Set the listing down again exactly, please, apart from its pictures.

::: Information provided

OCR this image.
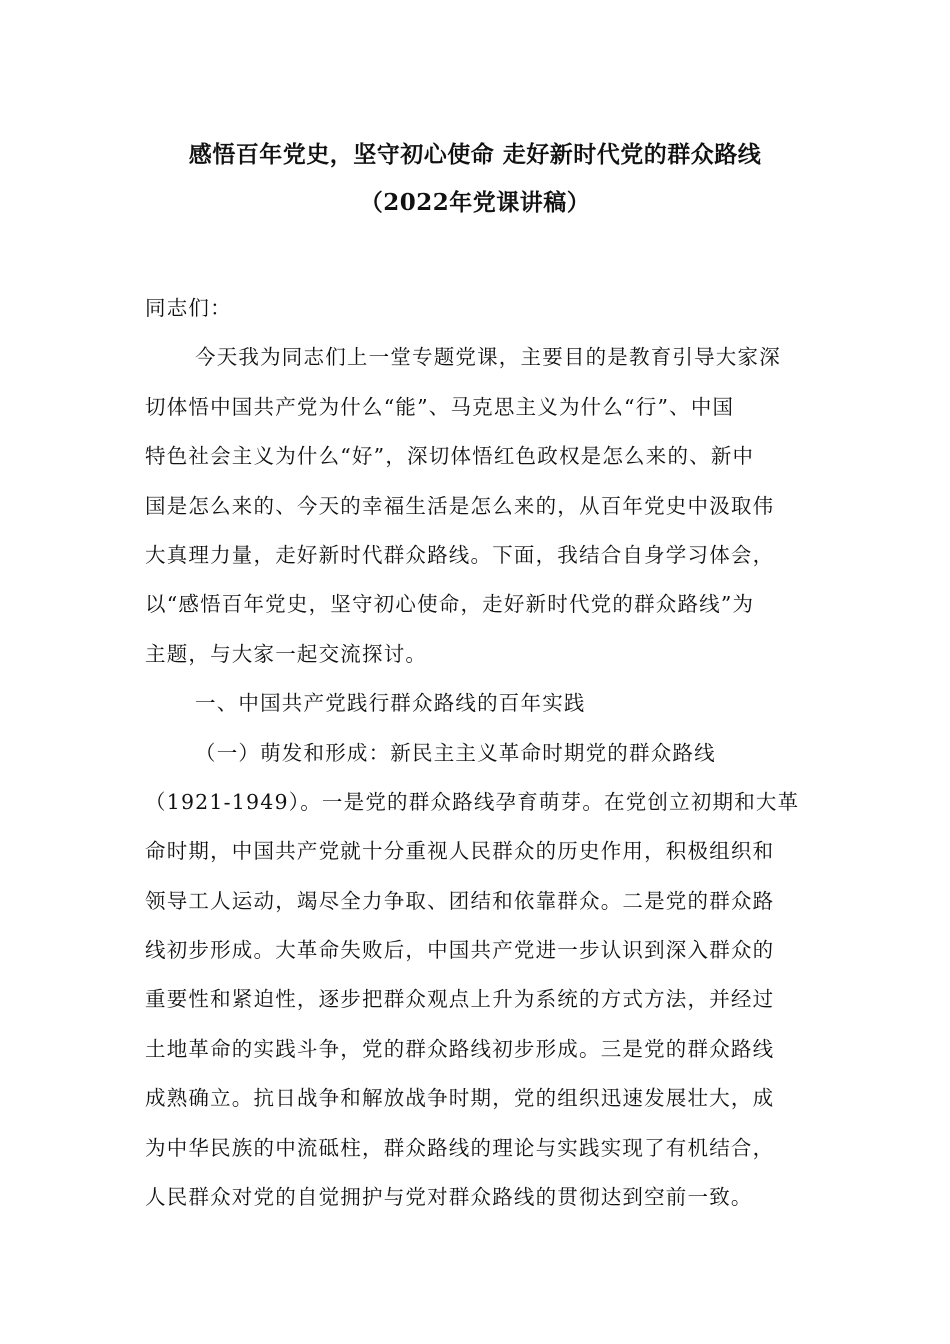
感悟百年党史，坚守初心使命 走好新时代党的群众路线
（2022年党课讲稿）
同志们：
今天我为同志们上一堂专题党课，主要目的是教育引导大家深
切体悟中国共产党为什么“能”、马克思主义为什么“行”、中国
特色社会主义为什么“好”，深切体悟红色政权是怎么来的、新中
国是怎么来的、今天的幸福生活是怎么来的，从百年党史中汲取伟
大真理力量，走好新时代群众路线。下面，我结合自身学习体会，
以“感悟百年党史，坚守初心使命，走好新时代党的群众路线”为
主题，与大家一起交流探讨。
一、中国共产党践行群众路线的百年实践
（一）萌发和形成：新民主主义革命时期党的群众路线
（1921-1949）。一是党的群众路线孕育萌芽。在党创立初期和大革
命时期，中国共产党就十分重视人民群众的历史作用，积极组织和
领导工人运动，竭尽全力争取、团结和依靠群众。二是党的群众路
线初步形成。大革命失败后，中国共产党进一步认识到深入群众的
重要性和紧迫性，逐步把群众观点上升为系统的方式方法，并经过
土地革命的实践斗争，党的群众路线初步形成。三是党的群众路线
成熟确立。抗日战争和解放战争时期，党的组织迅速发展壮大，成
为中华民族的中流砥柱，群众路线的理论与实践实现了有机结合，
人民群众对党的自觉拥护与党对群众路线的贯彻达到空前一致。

::::::

## [The output]
OCR this image.
感悟百年党史，坚守初心使命 走好新时代党的群众路线
（2022年党课讲稿）
同志们：
今天我为同志们上一堂专题党课，主要目的是教育引导大家深
切体悟中国共产党为什么“能”、马克思主义为什么“行”、中国
特色社会主义为什么“好”，深切体悟红色政权是怎么来的、新中
国是怎么来的、今天的幸福生活是怎么来的，从百年党史中汲取伟
大真理力量，走好新时代群众路线。下面，我结合自身学习体会，
以“感悟百年党史，坚守初心使命，走好新时代党的群众路线”为
主题，与大家一起交流探讨。
一、中国共产党践行群众路线的百年实践
（一）萌发和形成：新民主主义革命时期党的群众路线
（1921-1949）。一是党的群众路线孕育萌芽。在党创立初期和大革
命时期，中国共产党就十分重视人民群众的历史作用，积极组织和
领导工人运动，竭尽全力争取、团结和依靠群众。二是党的群众路
线初步形成。大革命失败后，中国共产党进一步认识到深入群众的
重要性和紧迫性，逐步把群众观点上升为系统的方式方法，并经过
土地革命的实践斗争，党的群众路线初步形成。三是党的群众路线
成熟确立。抗日战争和解放战争时期，党的组织迅速发展壮大，成
为中华民族的中流砥柱，群众路线的理论与实践实现了有机结合，
人民群众对党的自觉拥护与党对群众路线的贯彻达到空前一致。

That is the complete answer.